**Consegna 1**
Riduci a un elenco puntato il paragrafo del brano sul grande inganno lunare che inizia con «“New York Sun” pubblicò il primo articolo». Conserva i fatti principali.
**Consegna 2**
Nel brano sul grande inganno lunare si dice che John Herschel «lavorò» in alcuni campi. Indica tutti questi campi.

**Brano**

Il grande inganno lunare ci insegna il bias di autorità

Correva l’anno 1833 quando Sir John Herschel partì per un lungo viaggio in Sud Africa portando con sé due telescopi. Cosa andava a fare in Africa con questi preziosi strumenti? John Herschel era un noto scienziato, ancora oggi lo ricordiamo per le sue grandi scoperte. Nel 1831, ossia due anni prima, aveva ottenuto il titolo nobiliare, più avanti sarebbe stato nominato presidente della Royal Astronomical Society. Il suo nome è addirittura legato allo sviluppo della logica induttiva. Contribuì al miglioramento della dagherrotipia, calotipia e antotipia (procedimenti fotografici dell’epoca, oggi quasi solo un ricordo per veri appassionati). Fu il primo ad utilizzare il calendario giuliano nell’astronomia, scoprì che le nubi di Magellano sono formate da stelle, lavorò nel campo delle stelle doppie (nel 1824 aveva pubblicato un catalogo delle stelle doppie, la sua opera maggiore, al quale aveva contribuito sua zia Caroline Herschel), degli ammassi stellari, della cometa Halley, delle nebulose e lì in Africa secondo alcuni fece le sue più bizzarre e rumorose scoperte.

Ma oggi, gli appassionati di fisica e di astronomia, preferiscono non parlare di questa storia, della storia africana, perché potrebbe sembrare macchiare la scienza di un grande errore (anche se sappiamo bene quanto gli errori e la cultura che abbiamo su di essi sia un punto di forza fondamentale nel fare e dubitare scientifico. Ma decisamente non in questo caso!).

torniamo al viaggio. Due anni dopo si ebbero notizie strabilianti.

“New York Sun” pubblicò il primo articolo firmato dal dottor Andrew Grant, compagno di viaggio di Herschel. L’articolo esaltava inizialmente il particolare telescopio di Herschel per poi accennare alle eccezionali scoperte sulla superficie lunare che sarebbero state svelate SOLO negli articoli successivi. Quel giorno le vendite del quotidiano salirono a dismisura. La seconda parte del resoconto rivelava la scoperta di mari e praterie lunari, descrivendo la ricca flora nel dettaglio (c’erano perfino dei fiori rossi mai visti prima!). Ma non è tutto, la Luna era abitata da bisonti lunari, animali di colore blu che manco avatar e l’articolo si concludeva con la descrizione dell’unicorno lunare.

Dati registrati
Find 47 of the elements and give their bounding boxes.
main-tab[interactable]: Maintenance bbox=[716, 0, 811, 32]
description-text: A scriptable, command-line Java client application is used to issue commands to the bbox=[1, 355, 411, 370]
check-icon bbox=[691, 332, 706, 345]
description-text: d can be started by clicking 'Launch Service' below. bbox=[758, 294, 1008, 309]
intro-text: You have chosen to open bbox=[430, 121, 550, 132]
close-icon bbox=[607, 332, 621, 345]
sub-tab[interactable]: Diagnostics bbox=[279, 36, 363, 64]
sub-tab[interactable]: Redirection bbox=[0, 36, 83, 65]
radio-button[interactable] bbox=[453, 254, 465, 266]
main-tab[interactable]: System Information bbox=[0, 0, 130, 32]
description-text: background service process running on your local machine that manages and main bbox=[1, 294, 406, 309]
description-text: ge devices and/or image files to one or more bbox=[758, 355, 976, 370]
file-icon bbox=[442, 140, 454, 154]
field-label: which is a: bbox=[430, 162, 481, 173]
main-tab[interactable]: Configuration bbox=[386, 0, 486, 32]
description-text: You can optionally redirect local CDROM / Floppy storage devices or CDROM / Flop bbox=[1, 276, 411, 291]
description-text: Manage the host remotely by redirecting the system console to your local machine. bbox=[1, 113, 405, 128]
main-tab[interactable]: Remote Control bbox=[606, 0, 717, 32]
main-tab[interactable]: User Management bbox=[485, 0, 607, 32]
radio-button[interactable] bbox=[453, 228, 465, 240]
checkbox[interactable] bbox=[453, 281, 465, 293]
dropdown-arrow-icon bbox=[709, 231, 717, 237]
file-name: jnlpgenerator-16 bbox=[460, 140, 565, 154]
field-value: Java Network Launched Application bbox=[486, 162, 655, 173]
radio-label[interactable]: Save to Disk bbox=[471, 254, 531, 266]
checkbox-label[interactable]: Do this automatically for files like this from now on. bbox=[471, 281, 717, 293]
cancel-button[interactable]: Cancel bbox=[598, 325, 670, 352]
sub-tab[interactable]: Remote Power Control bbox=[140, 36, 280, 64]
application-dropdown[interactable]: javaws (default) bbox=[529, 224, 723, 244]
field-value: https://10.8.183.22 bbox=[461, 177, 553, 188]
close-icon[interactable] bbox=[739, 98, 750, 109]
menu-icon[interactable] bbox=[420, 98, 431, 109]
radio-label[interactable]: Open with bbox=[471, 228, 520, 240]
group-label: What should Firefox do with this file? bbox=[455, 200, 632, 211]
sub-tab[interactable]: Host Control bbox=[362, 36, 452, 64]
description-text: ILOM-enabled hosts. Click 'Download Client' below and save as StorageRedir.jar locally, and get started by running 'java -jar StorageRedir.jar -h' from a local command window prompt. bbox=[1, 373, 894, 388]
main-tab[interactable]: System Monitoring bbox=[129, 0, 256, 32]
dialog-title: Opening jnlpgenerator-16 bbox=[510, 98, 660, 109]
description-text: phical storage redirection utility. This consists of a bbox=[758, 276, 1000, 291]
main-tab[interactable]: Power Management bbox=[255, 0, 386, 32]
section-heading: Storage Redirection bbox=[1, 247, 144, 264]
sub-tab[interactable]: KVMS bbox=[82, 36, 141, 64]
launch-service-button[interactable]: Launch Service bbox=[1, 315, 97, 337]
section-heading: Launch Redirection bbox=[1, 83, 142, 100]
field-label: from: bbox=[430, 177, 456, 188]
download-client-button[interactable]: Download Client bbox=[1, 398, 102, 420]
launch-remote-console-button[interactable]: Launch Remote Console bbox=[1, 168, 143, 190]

**Soluzione 1**
- Il "New York Sun" pubblicò il primo articolo. Lo firmava il dottor Andrew Grant, compagno di viaggio di Herschel.
- L'articolo esaltava il telescopio di Herschel. Accennava poi a scoperte eccezionali sulla superficie lunare, che sarebbero state svelate solo negli articoli successivi.
- Quel giorno le vendite del quotidiano salirono a dismisura.
- La seconda parte del resoconto rivelava mari e praterie lunari e descriveva una ricca flora, con fiori rossi mai visti prima.
- La Luna risultava abitata da bisonti lunari di colore blu.
- L'articolo si concludeva con la descrizione dell'unicorno lunare.

**Soluzione 2**
- Stelle doppie
- Ammassi stellari
- Cometa Halley
- Nebulose